#### THE PROBLEM
Read through the data and report every line in which the word "норма" occurs.

#### ITEMS
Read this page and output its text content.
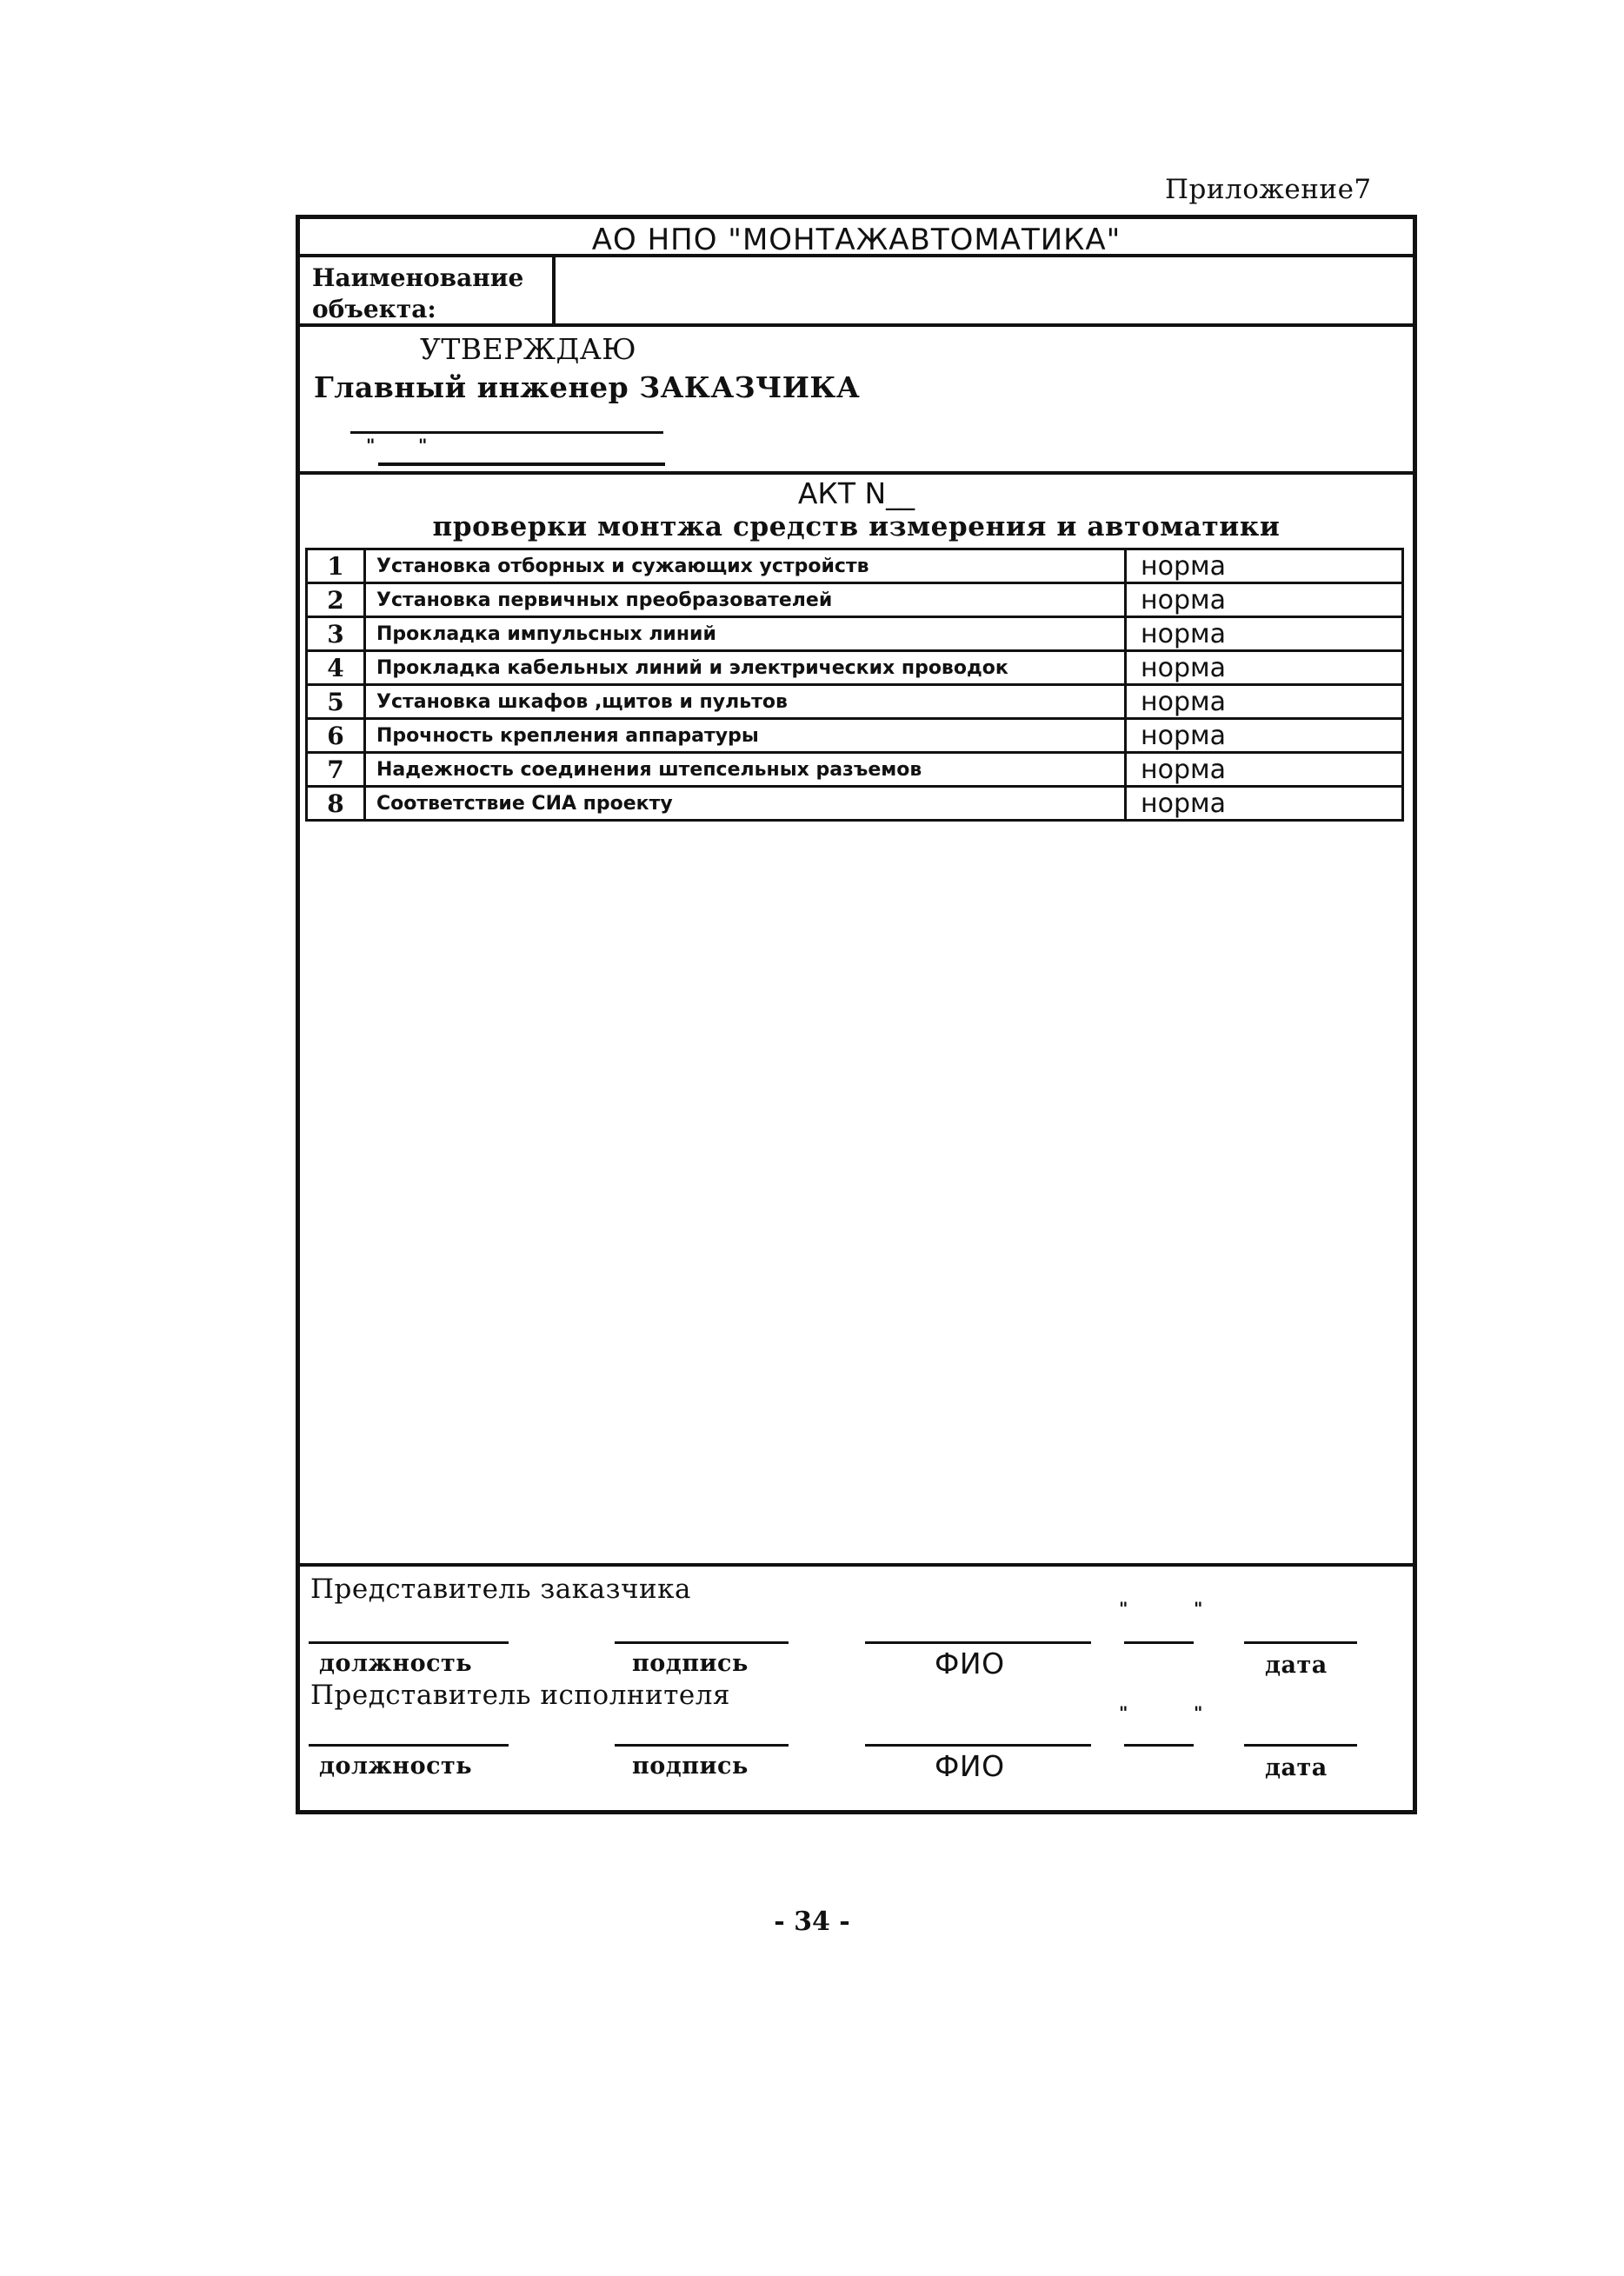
Приложение7
АО НПО "МОНТАЖАВТОМАТИКА"
Наименование объекта:
УТВЕРЖДАЮ
Главный инженер ЗАКАЗЧИКА
" "
АКТ N__
проверки монтжа средств измерения и автоматики
1	Установка отборных и сужающих устройств	норма
2	Установка первичных преобразователей	норма
3	Прокладка импульсных линий	норма
4	Прокладка кабельных линий и электрических проводок	норма
5	Установка шкафов ,щитов и пультов	норма
6	Прочность крепления аппаратуры	норма
7	Надежность соединения штепсельных разъемов	норма
8	Соответствие СИА проекту	норма
Представитель заказчика
"	"
должность	подпись	ФИО	дата
Представитель исполнителя
"	"
должность	подпись	ФИО	дата
- 34 -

#### COMPLETED EXERCISE
1	Установка отборных и сужающих устройств	норма
2	Установка первичных преобразователей	норма
3	Прокладка импульсных линий	норма
4	Прокладка кабельных линий и электрических проводок	норма
5	Установка шкафов ,щитов и пультов	норма
6	Прочность крепления аппаратуры	норма
7	Надежность соединения штепсельных разъемов	норма
8	Соответствие СИА проекту	норма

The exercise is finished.